[BRIEF]:
What is the count of lines that hold the word "JSON"? Give only the number.

[RECORDS]:
-- -- --

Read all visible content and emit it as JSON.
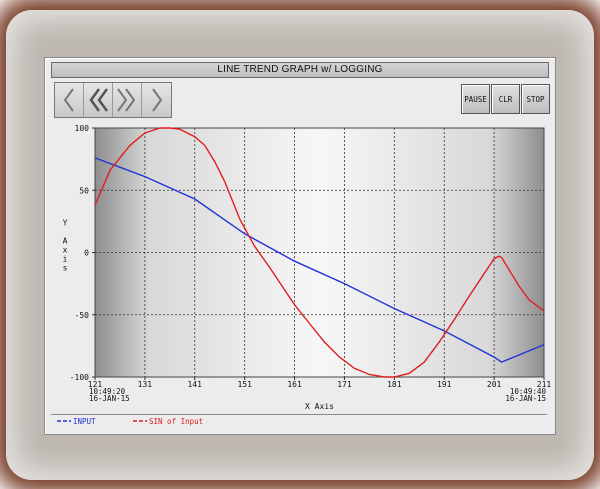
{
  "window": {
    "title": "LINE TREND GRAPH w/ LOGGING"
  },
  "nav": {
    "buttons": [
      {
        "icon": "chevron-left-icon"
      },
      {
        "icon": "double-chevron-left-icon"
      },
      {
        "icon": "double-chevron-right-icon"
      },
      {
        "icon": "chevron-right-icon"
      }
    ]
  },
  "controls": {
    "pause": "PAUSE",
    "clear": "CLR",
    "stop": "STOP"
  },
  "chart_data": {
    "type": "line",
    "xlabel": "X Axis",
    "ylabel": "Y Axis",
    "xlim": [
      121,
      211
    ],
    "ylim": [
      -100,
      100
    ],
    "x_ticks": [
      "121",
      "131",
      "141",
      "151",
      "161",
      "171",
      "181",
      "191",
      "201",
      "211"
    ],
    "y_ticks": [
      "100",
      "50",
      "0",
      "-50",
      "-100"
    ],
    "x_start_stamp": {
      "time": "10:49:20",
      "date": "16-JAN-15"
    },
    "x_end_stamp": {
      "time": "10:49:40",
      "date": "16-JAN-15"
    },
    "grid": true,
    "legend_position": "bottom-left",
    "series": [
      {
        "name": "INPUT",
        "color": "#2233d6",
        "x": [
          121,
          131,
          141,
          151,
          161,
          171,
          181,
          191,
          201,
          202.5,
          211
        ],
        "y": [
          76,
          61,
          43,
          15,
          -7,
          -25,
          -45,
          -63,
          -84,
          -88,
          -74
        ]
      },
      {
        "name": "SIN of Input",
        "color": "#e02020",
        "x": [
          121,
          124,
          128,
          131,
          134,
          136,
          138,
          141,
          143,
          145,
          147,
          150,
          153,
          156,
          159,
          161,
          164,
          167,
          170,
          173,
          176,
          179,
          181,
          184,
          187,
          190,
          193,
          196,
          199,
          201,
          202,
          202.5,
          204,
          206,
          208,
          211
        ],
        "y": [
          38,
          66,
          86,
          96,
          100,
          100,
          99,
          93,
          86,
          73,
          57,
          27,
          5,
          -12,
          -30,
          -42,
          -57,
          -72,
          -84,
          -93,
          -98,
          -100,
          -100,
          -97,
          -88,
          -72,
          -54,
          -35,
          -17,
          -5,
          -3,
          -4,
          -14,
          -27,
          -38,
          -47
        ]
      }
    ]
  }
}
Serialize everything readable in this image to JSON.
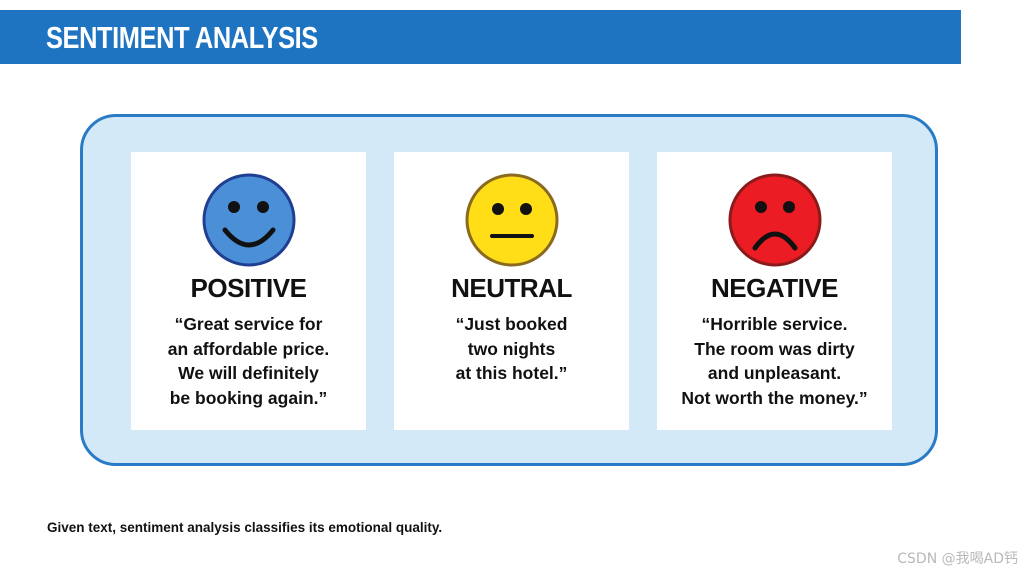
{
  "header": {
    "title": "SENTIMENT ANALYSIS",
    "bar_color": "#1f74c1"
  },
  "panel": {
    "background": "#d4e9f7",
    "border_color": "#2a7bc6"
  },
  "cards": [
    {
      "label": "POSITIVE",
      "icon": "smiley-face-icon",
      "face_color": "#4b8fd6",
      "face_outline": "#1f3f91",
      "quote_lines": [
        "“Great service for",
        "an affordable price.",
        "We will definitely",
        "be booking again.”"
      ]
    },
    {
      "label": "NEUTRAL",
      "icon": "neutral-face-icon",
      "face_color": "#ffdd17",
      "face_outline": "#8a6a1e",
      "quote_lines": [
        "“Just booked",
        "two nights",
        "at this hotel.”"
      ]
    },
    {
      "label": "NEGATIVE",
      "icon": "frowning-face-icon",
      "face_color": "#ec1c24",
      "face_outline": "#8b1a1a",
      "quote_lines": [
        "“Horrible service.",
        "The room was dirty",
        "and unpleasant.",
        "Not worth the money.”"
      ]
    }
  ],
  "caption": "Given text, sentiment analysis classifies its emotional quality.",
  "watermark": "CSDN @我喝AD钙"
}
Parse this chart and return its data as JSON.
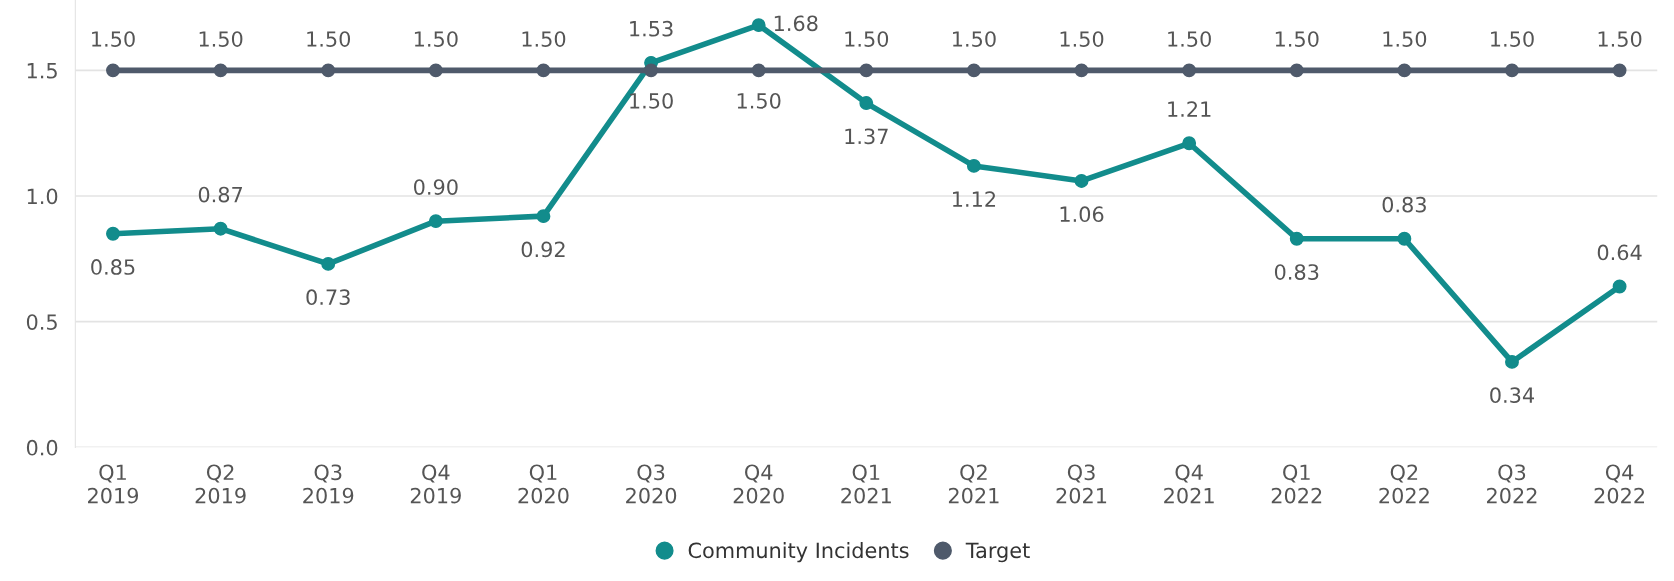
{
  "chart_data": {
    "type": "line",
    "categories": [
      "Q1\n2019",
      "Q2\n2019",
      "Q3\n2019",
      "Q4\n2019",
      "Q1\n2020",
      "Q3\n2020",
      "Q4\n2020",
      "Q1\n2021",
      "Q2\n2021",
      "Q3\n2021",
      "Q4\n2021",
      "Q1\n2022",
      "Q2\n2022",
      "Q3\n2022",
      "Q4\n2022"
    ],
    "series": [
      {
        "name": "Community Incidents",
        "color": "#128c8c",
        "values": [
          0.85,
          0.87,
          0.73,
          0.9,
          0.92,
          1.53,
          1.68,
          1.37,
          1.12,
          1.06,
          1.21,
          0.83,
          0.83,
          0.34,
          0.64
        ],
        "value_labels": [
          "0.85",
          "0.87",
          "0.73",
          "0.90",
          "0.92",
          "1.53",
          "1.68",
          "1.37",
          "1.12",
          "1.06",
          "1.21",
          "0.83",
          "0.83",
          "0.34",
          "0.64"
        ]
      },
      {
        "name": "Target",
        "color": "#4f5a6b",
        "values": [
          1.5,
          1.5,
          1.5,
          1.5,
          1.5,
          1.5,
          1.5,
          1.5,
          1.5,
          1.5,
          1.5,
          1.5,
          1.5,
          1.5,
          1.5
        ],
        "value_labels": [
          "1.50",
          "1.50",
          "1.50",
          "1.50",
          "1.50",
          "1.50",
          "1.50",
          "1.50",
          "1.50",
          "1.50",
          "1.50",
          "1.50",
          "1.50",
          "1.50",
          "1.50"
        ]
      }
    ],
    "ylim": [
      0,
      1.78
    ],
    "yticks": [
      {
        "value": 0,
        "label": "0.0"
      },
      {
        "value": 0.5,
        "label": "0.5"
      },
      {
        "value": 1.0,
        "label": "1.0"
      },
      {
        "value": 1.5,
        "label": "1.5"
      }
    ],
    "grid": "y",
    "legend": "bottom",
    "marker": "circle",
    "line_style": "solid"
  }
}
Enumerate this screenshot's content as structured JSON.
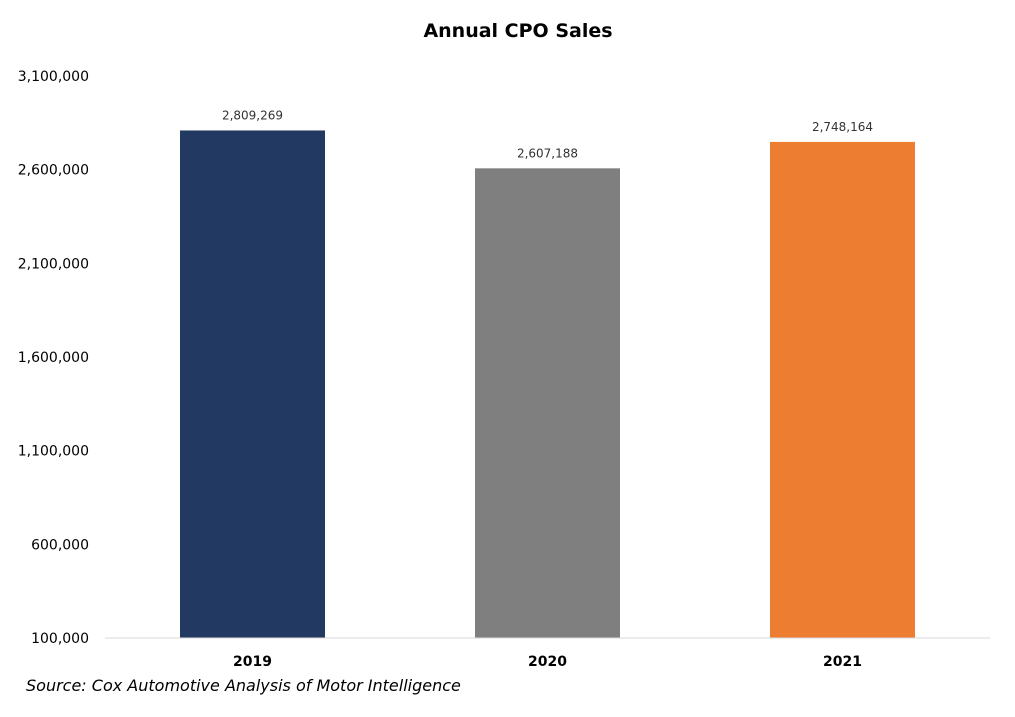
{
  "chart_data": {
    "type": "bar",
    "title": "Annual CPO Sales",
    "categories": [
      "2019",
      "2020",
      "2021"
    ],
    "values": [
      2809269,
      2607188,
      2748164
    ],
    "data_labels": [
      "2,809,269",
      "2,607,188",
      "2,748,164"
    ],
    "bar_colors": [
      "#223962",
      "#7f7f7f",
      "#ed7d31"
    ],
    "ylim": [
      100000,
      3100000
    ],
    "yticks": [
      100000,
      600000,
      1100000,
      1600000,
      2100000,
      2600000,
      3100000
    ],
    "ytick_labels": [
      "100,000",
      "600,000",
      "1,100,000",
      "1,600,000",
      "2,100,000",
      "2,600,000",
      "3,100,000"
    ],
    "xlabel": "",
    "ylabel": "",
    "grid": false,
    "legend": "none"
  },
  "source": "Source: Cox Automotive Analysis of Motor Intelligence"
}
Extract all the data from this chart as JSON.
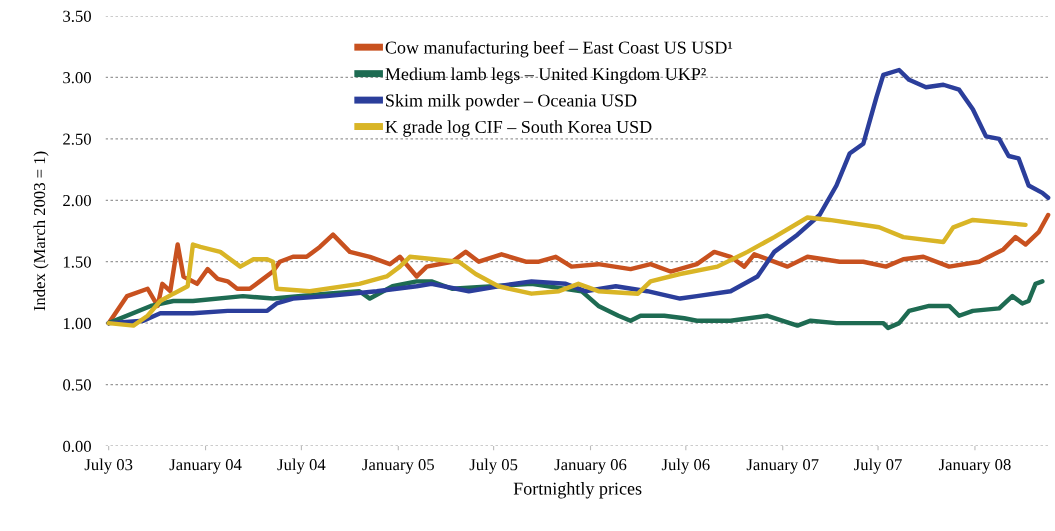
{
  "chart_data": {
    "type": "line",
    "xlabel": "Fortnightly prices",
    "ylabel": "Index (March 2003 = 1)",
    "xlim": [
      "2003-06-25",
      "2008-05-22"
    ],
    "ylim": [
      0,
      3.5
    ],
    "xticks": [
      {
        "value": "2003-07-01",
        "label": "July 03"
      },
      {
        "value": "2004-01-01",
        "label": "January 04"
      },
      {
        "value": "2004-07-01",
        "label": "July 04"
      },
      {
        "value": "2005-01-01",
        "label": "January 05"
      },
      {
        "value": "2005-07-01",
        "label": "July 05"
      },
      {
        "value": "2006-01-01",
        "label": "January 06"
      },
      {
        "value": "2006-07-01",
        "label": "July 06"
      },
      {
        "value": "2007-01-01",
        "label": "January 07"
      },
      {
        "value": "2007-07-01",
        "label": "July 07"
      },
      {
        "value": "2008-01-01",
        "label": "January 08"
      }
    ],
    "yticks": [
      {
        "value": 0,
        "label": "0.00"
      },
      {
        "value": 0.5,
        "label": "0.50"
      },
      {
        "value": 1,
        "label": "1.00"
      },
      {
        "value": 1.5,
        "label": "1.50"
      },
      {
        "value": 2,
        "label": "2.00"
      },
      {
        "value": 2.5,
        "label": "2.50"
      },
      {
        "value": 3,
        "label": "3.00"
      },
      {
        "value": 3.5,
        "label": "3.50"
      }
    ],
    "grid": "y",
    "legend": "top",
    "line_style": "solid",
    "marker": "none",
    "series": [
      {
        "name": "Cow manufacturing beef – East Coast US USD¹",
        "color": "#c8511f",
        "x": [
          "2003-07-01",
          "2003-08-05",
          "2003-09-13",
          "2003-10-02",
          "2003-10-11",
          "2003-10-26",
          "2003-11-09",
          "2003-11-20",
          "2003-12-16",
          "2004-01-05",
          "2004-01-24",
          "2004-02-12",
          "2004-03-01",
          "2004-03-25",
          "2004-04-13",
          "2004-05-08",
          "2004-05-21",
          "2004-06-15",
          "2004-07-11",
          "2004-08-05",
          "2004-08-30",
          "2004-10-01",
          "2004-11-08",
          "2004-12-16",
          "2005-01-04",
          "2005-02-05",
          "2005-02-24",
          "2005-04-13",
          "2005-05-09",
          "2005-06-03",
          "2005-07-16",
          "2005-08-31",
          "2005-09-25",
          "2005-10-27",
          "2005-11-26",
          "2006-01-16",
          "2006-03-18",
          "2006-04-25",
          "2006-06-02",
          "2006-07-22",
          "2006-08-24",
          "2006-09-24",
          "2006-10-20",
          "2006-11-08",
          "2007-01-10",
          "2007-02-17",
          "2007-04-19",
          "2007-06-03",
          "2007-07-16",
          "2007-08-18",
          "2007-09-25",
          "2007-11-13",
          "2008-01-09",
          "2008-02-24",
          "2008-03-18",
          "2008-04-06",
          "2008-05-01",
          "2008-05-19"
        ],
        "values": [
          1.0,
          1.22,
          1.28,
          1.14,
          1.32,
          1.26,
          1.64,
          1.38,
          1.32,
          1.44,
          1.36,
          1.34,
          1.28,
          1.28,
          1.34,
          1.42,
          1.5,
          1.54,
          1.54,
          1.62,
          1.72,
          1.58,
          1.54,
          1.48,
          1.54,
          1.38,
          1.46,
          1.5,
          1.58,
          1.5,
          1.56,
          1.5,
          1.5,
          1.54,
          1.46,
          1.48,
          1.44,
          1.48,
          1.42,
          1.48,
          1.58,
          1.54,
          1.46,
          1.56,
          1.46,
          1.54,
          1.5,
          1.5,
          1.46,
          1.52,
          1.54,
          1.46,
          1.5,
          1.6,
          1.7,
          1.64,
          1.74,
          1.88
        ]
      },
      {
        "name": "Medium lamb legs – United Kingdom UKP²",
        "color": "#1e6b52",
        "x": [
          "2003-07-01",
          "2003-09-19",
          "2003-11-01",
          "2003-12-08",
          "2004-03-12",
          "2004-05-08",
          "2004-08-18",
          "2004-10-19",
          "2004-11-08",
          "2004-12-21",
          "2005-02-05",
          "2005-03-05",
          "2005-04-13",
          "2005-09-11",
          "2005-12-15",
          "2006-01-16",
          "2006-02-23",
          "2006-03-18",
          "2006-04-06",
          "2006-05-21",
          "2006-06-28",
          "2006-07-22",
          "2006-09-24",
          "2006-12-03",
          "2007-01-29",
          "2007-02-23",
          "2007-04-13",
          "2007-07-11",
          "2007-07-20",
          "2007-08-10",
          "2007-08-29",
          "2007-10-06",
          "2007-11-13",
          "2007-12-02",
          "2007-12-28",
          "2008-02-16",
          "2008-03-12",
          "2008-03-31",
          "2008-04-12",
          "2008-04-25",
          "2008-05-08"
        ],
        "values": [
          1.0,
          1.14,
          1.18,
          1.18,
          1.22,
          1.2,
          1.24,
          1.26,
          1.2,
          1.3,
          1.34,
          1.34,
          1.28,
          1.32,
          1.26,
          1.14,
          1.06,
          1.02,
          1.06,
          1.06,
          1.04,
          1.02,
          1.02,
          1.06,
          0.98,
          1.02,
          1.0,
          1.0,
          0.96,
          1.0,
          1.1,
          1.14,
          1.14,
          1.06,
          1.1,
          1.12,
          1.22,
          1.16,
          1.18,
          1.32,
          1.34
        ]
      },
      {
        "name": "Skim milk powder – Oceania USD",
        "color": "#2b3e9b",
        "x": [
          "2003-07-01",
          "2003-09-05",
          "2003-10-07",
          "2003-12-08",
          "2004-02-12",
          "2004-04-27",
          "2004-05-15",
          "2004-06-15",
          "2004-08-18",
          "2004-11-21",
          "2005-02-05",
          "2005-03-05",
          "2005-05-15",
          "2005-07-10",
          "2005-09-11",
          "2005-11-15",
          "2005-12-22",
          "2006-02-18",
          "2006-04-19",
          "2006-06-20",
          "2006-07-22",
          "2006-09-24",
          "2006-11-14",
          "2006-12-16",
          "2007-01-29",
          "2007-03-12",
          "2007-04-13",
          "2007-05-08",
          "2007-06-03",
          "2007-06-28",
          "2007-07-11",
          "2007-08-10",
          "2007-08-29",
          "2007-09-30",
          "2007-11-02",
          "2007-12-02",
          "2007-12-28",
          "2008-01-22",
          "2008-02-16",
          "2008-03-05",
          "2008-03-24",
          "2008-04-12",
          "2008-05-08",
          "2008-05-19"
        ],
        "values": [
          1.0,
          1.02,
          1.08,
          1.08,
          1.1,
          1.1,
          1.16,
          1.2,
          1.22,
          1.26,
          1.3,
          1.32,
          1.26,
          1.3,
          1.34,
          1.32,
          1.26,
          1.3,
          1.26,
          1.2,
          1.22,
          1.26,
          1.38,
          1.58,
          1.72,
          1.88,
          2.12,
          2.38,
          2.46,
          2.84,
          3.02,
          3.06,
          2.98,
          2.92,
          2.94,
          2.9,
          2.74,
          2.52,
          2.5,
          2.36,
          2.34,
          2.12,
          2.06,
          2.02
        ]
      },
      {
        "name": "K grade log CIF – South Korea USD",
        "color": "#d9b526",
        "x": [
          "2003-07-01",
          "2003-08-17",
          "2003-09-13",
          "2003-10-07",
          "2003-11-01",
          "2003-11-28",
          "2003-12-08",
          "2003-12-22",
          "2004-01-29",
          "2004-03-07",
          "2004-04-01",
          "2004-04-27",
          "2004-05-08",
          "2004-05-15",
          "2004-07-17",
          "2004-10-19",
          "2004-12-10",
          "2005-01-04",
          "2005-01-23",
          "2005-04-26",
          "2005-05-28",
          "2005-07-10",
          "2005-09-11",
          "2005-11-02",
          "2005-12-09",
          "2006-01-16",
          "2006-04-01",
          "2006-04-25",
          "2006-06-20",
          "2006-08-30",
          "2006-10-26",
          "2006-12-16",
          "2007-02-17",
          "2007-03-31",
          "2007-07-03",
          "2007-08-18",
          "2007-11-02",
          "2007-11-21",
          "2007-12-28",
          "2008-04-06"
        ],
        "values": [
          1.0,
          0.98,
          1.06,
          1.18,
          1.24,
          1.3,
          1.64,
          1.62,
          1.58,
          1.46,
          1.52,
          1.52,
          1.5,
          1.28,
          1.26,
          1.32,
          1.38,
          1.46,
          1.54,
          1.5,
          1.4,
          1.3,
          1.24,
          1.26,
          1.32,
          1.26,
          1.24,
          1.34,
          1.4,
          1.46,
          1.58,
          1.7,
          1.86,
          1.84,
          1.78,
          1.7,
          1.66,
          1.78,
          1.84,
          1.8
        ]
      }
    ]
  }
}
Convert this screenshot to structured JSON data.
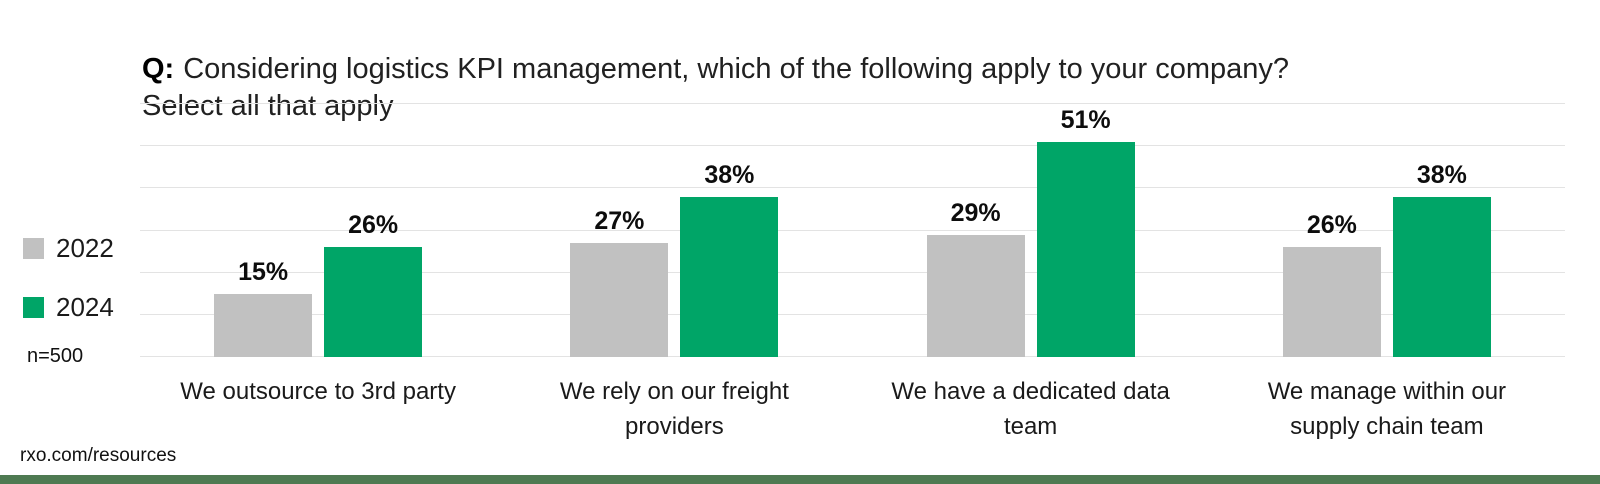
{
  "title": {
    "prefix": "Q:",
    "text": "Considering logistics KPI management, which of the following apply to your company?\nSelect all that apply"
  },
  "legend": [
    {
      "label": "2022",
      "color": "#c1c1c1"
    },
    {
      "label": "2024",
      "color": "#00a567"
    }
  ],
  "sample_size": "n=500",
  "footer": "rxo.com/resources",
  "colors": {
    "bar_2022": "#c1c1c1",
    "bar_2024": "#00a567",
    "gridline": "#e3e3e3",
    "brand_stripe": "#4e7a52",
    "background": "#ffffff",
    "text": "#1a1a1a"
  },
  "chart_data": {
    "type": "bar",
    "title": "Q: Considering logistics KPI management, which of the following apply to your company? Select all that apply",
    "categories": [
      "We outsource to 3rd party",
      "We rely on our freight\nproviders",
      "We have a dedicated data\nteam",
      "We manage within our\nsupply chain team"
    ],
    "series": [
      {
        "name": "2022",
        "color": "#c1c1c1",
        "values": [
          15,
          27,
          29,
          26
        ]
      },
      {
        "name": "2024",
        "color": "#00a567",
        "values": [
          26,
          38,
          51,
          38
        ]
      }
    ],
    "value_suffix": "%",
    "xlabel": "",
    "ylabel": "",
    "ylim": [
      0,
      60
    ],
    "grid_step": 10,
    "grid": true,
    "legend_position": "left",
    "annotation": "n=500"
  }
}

-- -- --

[IN RESPONSE]:
6